>>>

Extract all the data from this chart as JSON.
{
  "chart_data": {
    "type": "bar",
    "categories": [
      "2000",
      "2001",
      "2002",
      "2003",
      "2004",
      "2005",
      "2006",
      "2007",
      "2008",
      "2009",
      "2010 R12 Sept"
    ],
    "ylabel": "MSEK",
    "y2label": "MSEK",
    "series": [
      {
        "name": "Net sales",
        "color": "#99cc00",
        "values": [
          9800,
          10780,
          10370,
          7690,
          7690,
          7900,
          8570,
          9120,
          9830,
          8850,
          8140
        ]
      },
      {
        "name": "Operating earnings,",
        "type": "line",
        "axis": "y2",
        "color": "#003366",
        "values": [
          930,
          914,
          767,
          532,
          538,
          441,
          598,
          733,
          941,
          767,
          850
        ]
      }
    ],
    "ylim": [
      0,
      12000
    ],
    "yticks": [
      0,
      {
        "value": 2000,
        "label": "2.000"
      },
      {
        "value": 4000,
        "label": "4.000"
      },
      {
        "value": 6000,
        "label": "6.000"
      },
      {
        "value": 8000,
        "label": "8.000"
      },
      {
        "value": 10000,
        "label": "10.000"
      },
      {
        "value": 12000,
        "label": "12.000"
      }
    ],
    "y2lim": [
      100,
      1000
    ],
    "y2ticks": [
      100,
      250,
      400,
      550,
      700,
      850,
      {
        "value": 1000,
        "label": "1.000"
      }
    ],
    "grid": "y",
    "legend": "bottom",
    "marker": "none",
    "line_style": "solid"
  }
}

<<<

**TASK STATEMENT:** Return the listing above word for word.

**ANSWER TO THE EXERCISE:**
Extract all the data from this chart as JSON.
{
  "chart_data": {
    "type": "bar",
    "categories": [
      "2000",
      "2001",
      "2002",
      "2003",
      "2004",
      "2005",
      "2006",
      "2007",
      "2008",
      "2009",
      "2010 R12 Sept"
    ],
    "ylabel": "MSEK",
    "y2label": "MSEK",
    "series": [
      {
        "name": "Net sales",
        "color": "#99cc00",
        "values": [
          9800,
          10780,
          10370,
          7690,
          7690,
          7900,
          8570,
          9120,
          9830,
          8850,
          8140
        ]
      },
      {
        "name": "Operating earnings,",
        "type": "line",
        "axis": "y2",
        "color": "#003366",
        "values": [
          930,
          914,
          767,
          532,
          538,
          441,
          598,
          733,
          941,
          767,
          850
        ]
      }
    ],
    "ylim": [
      0,
      12000
    ],
    "yticks": [
      0,
      {
        "value": 2000,
        "label": "2.000"
      },
      {
        "value": 4000,
        "label": "4.000"
      },
      {
        "value": 6000,
        "label": "6.000"
      },
      {
        "value": 8000,
        "label": "8.000"
      },
      {
        "value": 10000,
        "label": "10.000"
      },
      {
        "value": 12000,
        "label": "12.000"
      }
    ],
    "y2lim": [
      100,
      1000
    ],
    "y2ticks": [
      100,
      250,
      400,
      550,
      700,
      850,
      {
        "value": 1000,
        "label": "1.000"
      }
    ],
    "grid": "y",
    "legend": "bottom",
    "marker": "none",
    "line_style": "solid"
  }
}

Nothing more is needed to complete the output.